### Material for the task
◆ ◆ ◆
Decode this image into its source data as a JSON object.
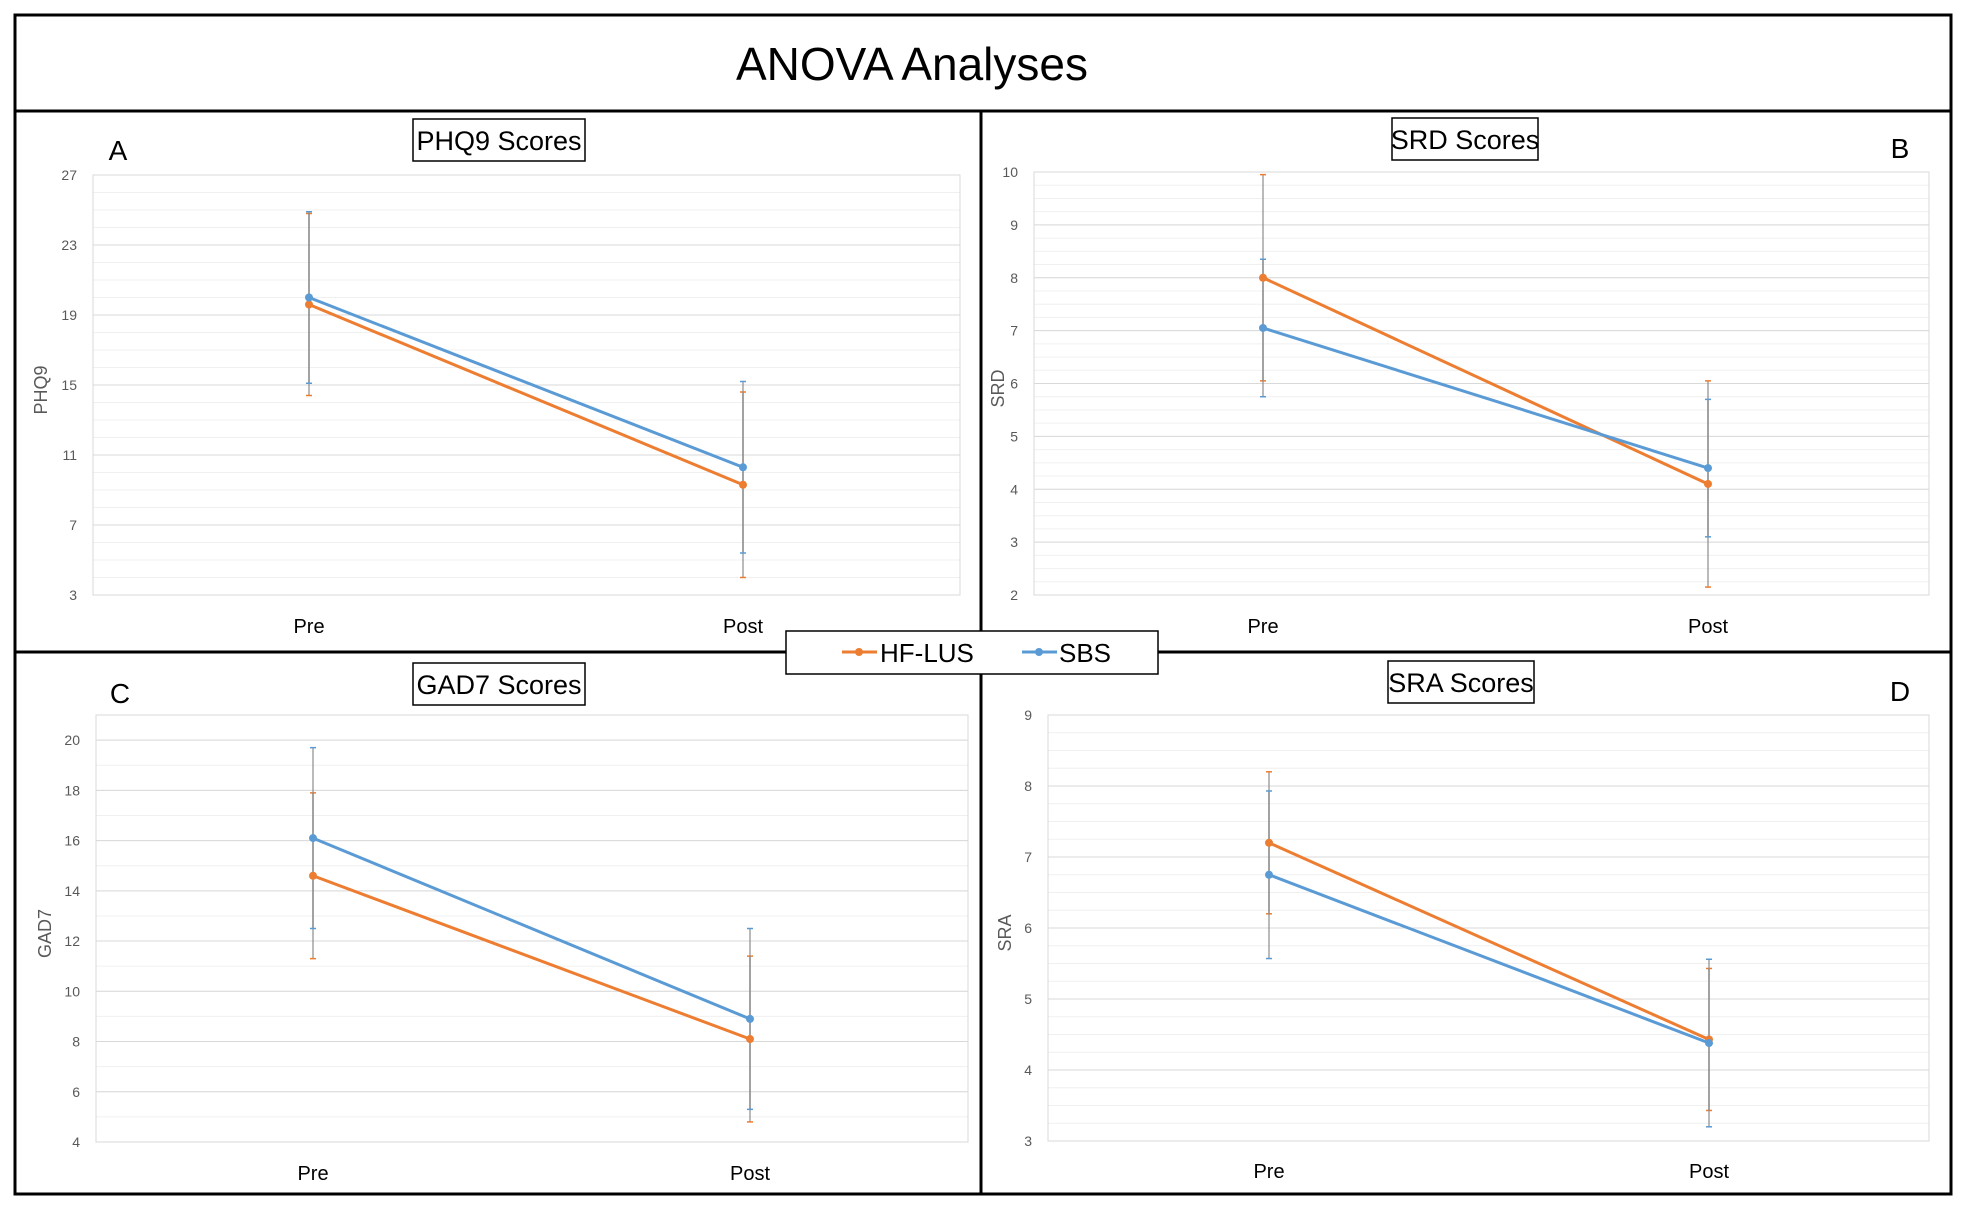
{
  "figure_title": "ANOVA Analyses",
  "legend": [
    {
      "label": "HF-LUS",
      "color": "#ED7D31"
    },
    {
      "label": "SBS",
      "color": "#5B9BD5"
    }
  ],
  "colors": {
    "grid": "#d9d9d9",
    "errorbar_gray": "#8c8c8c",
    "axis_text": "#595959"
  },
  "chart_data": [
    {
      "panel": "A",
      "type": "line",
      "title": "PHQ9 Scores",
      "categories": [
        "Pre",
        "Post"
      ],
      "xlabel": "",
      "ylabel": "PHQ9",
      "ylim": [
        3,
        27
      ],
      "yticks": [
        3,
        7,
        11,
        15,
        19,
        23,
        27
      ],
      "minor_step": 1,
      "series": [
        {
          "name": "HF-LUS",
          "values": [
            19.6,
            9.3
          ],
          "error": [
            5.2,
            5.3
          ]
        },
        {
          "name": "SBS",
          "values": [
            20.0,
            10.3
          ],
          "error": [
            4.9,
            4.9
          ]
        }
      ]
    },
    {
      "panel": "B",
      "type": "line",
      "title": "SRD Scores",
      "categories": [
        "Pre",
        "Post"
      ],
      "xlabel": "",
      "ylabel": "SRD",
      "ylim": [
        2,
        10
      ],
      "yticks": [
        2,
        3,
        4,
        5,
        6,
        7,
        8,
        9,
        10
      ],
      "minor_step": 0.25,
      "series": [
        {
          "name": "HF-LUS",
          "values": [
            8.0,
            4.1
          ],
          "error": [
            1.95,
            1.95
          ]
        },
        {
          "name": "SBS",
          "values": [
            7.05,
            4.4
          ],
          "error": [
            1.3,
            1.3
          ]
        }
      ]
    },
    {
      "panel": "C",
      "type": "line",
      "title": "GAD7 Scores",
      "categories": [
        "Pre",
        "Post"
      ],
      "xlabel": "",
      "ylabel": "GAD7",
      "ylim": [
        4,
        21
      ],
      "yticks": [
        4,
        6,
        8,
        10,
        12,
        14,
        16,
        18,
        20
      ],
      "minor_step": 1,
      "series": [
        {
          "name": "HF-LUS",
          "values": [
            14.6,
            8.1
          ],
          "error": [
            3.3,
            3.3
          ]
        },
        {
          "name": "SBS",
          "values": [
            16.1,
            8.9
          ],
          "error": [
            3.6,
            3.6
          ]
        }
      ]
    },
    {
      "panel": "D",
      "type": "line",
      "title": "SRA Scores",
      "categories": [
        "Pre",
        "Post"
      ],
      "xlabel": "",
      "ylabel": "SRA",
      "ylim": [
        3,
        9
      ],
      "yticks": [
        3,
        4,
        5,
        6,
        7,
        8,
        9
      ],
      "minor_step": 0.25,
      "series": [
        {
          "name": "HF-LUS",
          "values": [
            7.2,
            4.43
          ],
          "error": [
            1.0,
            1.0
          ]
        },
        {
          "name": "SBS",
          "values": [
            6.75,
            4.38
          ],
          "error": [
            1.18,
            1.18
          ]
        }
      ]
    }
  ]
}
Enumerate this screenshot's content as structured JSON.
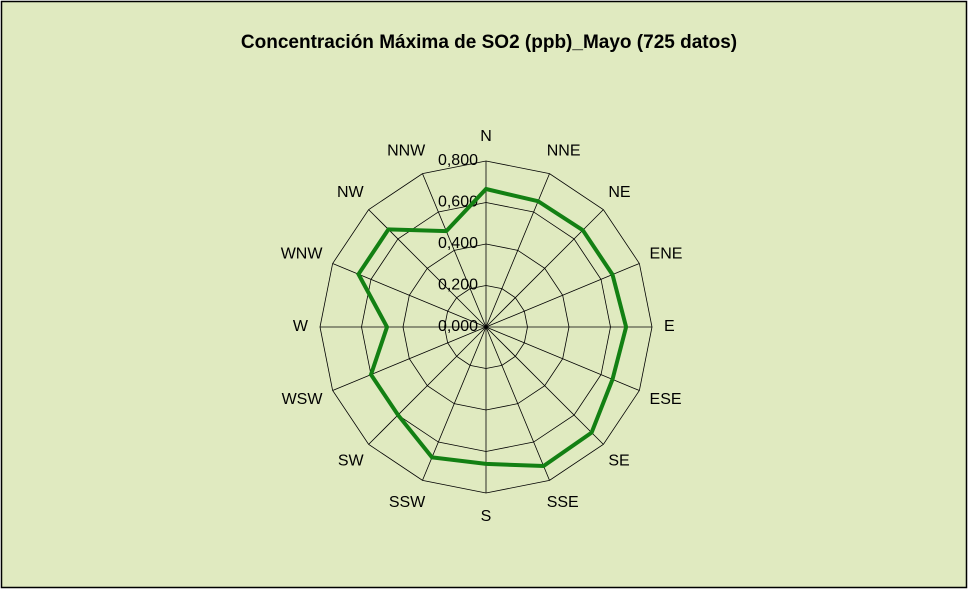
{
  "chart_data": {
    "type": "radar",
    "title": "Concentración Máxima de SO2 (ppb)_Mayo (725 datos)",
    "categories": [
      "N",
      "NNE",
      "NE",
      "ENE",
      "E",
      "ESE",
      "SE",
      "SSE",
      "S",
      "SSW",
      "SW",
      "WSW",
      "W",
      "WNW",
      "NW",
      "NNW"
    ],
    "series": [
      {
        "name": "SO2",
        "color": "#138013",
        "values": [
          0.665,
          0.656,
          0.66,
          0.66,
          0.675,
          0.66,
          0.72,
          0.725,
          0.66,
          0.68,
          0.6,
          0.6,
          0.477,
          0.665,
          0.665,
          0.5
        ]
      }
    ],
    "ylim": [
      0,
      0.8
    ],
    "yticks": [
      {
        "value": 0,
        "label": "0,000"
      },
      {
        "value": 0.2,
        "label": "0,200"
      },
      {
        "value": 0.4,
        "label": "0,400"
      },
      {
        "value": 0.6,
        "label": "0,600"
      },
      {
        "value": 0.8,
        "label": "0,800"
      }
    ],
    "grid": true
  }
}
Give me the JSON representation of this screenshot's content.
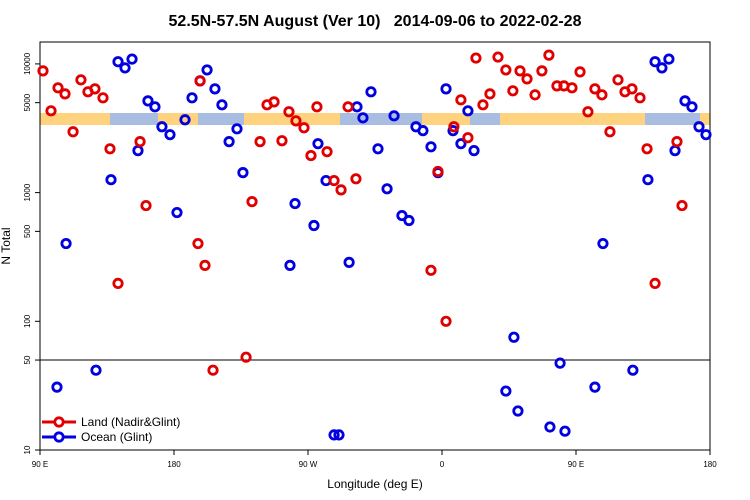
{
  "chart_data": {
    "type": "scatter",
    "title": "52.5N-57.5N August (Ver 10)   2014-09-06 to 2022-02-28",
    "x_label": "Longitude (deg E)",
    "y_label": "N Total",
    "xlim": [
      90,
      540
    ],
    "xticks": [
      {
        "value": 90,
        "label": "90 E"
      },
      180,
      {
        "value": 270,
        "label": "90 W"
      },
      {
        "value": 360,
        "label": "0"
      },
      {
        "value": 450,
        "label": "90 E"
      },
      {
        "value": 540,
        "label": "180"
      }
    ],
    "ylim": [
      10,
      14800
    ],
    "yticks": [
      10,
      50,
      100,
      500,
      1000,
      5000,
      10000
    ],
    "log_y": true,
    "reference_line": 50,
    "legend": "lower left",
    "series": [
      {
        "name": "Land (Nadir&Glint)",
        "color": "#e00000",
        "x": [
          92.0,
          97.4,
          102.1,
          106.8,
          112.2,
          117.5,
          122.2,
          126.9,
          132.3,
          137.0,
          142.4,
          157.2,
          161.2,
          196.1,
          197.5,
          200.8,
          206.2,
          228.4,
          232.4,
          237.8,
          242.5,
          247.2,
          252.5,
          257.2,
          261.9,
          267.3,
          272.0,
          276.0,
          282.8,
          287.5,
          292.2,
          296.9,
          302.2,
          352.6,
          357.3,
          362.7,
          368.0,
          372.7,
          377.4,
          382.8,
          387.5,
          392.2,
          397.6,
          402.9,
          407.6,
          412.4,
          417.1,
          422.5,
          427.1,
          431.8,
          437.2,
          441.9,
          447.3,
          452.7,
          458.0,
          462.7,
          467.4,
          472.8,
          478.2,
          482.9,
          487.6,
          493.0,
          497.7,
          503.1,
          517.8,
          521.2
        ],
        "values": [
          8830,
          4320,
          6520,
          5850,
          2970,
          7520,
          6070,
          6400,
          5450,
          2190,
          197,
          2490,
          793,
          402,
          7380,
          272,
          41.7,
          52.6,
          851,
          2490,
          4810,
          5070,
          2530,
          4250,
          3610,
          3190,
          1940,
          4640,
          2080,
          1240,
          1050,
          4640,
          1280,
          249,
          1460,
          100,
          3250,
          5260,
          2670,
          11100,
          4810,
          5850,
          11300,
          8980,
          6180,
          8830,
          7650,
          5750,
          8830,
          11700,
          6750,
          6750,
          6520,
          8670,
          4250,
          6400,
          5750,
          2970,
          7520,
          6070,
          6400,
          5450,
          2190,
          197,
          2490,
          793
        ]
      },
      {
        "name": "Ocean (Glint)",
        "color": "#0000e0",
        "x": [
          101.4,
          107.5,
          127.6,
          137.7,
          142.4,
          147.1,
          151.8,
          155.8,
          162.5,
          167.2,
          171.9,
          177.3,
          182.0,
          187.4,
          192.1,
          197.5,
          202.2,
          207.5,
          212.2,
          217.0,
          222.3,
          226.3,
          257.9,
          261.3,
          274.0,
          276.7,
          282.1,
          287.5,
          290.8,
          297.6,
          302.9,
          306.9,
          312.3,
          317.0,
          323.1,
          327.8,
          333.1,
          337.8,
          342.5,
          347.2,
          352.6,
          357.3,
          362.7,
          367.4,
          372.7,
          377.4,
          381.5,
          402.9,
          408.3,
          411.0,
          432.5,
          439.3,
          442.6,
          462.7,
          468.1,
          488.2,
          498.3,
          503.1,
          507.7,
          512.4,
          516.5,
          523.2,
          527.9,
          532.6,
          537.3
        ],
        "values": [
          30.8,
          402,
          41.7,
          1260,
          10400,
          9310,
          10900,
          2120,
          5160,
          4640,
          3250,
          2820,
          700,
          3680,
          5450,
          7380,
          8980,
          6400,
          4810,
          2490,
          3130,
          1430,
          272,
          822,
          555,
          2400,
          1240,
          13.1,
          13.1,
          287,
          4640,
          3810,
          6070,
          2190,
          1070,
          3950,
          663,
          607,
          3250,
          3030,
          2270,
          1430,
          6400,
          3030,
          2400,
          4320,
          2120,
          28.7,
          75.2,
          20.1,
          15.1,
          47.3,
          14.0,
          30.8,
          402,
          41.7,
          1260,
          10400,
          9310,
          10900,
          2120,
          5160,
          4640,
          3250,
          2820
        ]
      }
    ]
  }
}
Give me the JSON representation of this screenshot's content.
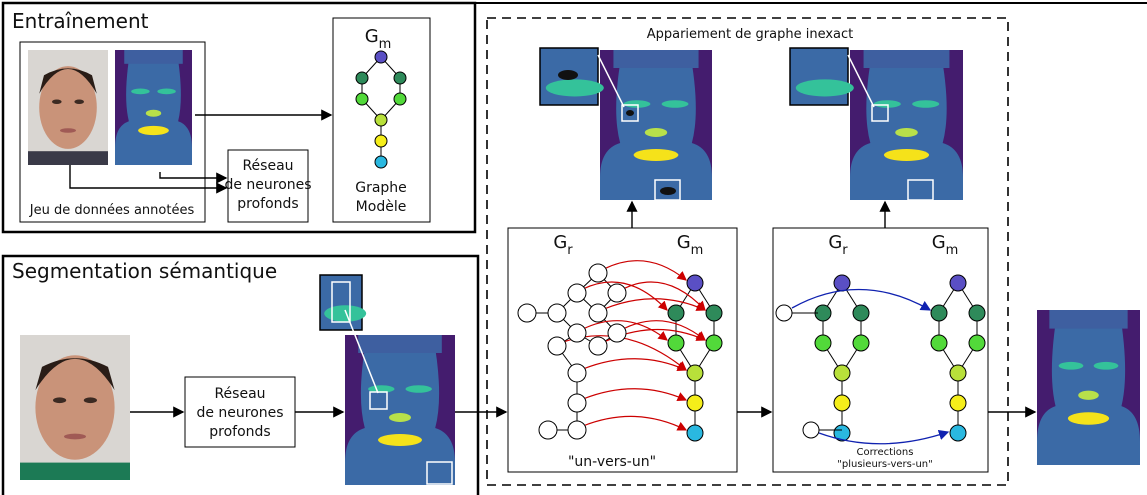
{
  "training": {
    "title": "Entraînement",
    "dataset_label": "Jeu de données annotées",
    "network": [
      "Réseau",
      "de neurones",
      "profonds"
    ],
    "model_graph": {
      "symbol": "G",
      "subscript": "m",
      "label": [
        "Graphe",
        "Modèle"
      ]
    }
  },
  "segmentation": {
    "title": "Segmentation sémantique",
    "network": [
      "Réseau",
      "de neurones",
      "profonds"
    ]
  },
  "matching": {
    "title": "Appariement de graphe inexact",
    "one_to_one": {
      "left_graph": {
        "symbol": "G",
        "subscript": "r"
      },
      "right_graph": {
        "symbol": "G",
        "subscript": "m"
      },
      "label": "\"un-vers-un\""
    },
    "many_to_one": {
      "left_graph": {
        "symbol": "G",
        "subscript": "r"
      },
      "right_graph": {
        "symbol": "G",
        "subscript": "m"
      },
      "label": [
        "Corrections",
        "\"plusieurs-vers-un\""
      ]
    }
  }
}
◆ ◆ ◆
### Short problem
Pull out every line in the material above where "this" occurs.

### Exercise output
Decode this image into its source data as a JSON object.
Enumerate this screenshot's content as structured JSON.
Give me the JSON representation of this screenshot's content.
Give me the JSON representation of this screenshot's content.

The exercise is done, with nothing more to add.